*Source text:*

-*-*-

The provision is still open to the possibility that it may be misinterpreted, however. Amendment No. 7A is an attempt, following our discussion on Tuesday, to make it clear that the subsection is there to avoid the doubt that the repeal of the two sections of the 1989 Act could somehow have altered the Government's overall position as a purchaser of last resort. I will not press Amendment No. 7, but I want to move Amendment No. 7A. I beg to move.

3 Apr 2003 : Column 1424

11.45 a.m.

The Chairman of Committees (Lord Brabazon of Tara): My Lords, I should point out that if Amendment No. 7 were agreed to, I could not call Amendment No. 7A.

Lord Sainsbury of Turville: My Lords, I thank the noble Lord for explaining his thinking behind the amendment. I also welcomed the opportunity to discuss informally with him and other noble Lords the concerns around Clause 2(1). I hope that I am right in saying that we have now come to a clear understanding about what we intend with the provision.

-*-*-

*What you need to do:* From the Lords debate excerpt, write out the part that opens with the words "3 Apr 2003 : Column" and closes with "with the provision.", and switch "informally" to "privately" in it. The records are material of their own, apart from the Lords debate excerpt.

*Annotated element listings, in brief:*
-*-*-

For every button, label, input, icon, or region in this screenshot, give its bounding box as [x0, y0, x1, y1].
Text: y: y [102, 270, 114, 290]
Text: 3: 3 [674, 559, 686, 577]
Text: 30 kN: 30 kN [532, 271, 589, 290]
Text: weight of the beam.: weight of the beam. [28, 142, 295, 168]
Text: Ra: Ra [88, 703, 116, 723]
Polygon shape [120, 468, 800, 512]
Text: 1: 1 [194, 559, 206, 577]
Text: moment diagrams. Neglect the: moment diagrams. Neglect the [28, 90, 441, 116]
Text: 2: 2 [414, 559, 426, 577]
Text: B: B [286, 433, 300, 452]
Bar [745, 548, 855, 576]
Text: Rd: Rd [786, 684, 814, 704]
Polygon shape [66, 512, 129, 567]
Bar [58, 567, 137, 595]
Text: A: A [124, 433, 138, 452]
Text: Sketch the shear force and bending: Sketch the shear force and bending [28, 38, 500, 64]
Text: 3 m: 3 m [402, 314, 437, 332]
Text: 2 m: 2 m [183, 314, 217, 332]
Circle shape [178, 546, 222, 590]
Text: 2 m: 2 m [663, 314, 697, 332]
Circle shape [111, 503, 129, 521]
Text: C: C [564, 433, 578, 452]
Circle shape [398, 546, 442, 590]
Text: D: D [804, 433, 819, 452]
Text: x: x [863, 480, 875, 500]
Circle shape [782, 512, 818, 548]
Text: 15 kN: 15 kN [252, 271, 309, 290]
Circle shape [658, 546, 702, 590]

-*-*-

*Task answer:*
3 Apr 2003 : Column 1424

11.45 a.m.

The Chairman of Committees (Lord Brabazon of Tara): My Lords, I should point out that if Amendment No. 7 were agreed to, I could not call Amendment No. 7A.

Lord Sainsbury of Turville: My Lords, I thank the noble Lord for explaining his thinking behind the amendment. I also welcomed the opportunity to discuss privately with him and other noble Lords the concerns around Clause 2(1). I hope that I am right in saying that we have now come to a clear understanding about what we intend with the provision.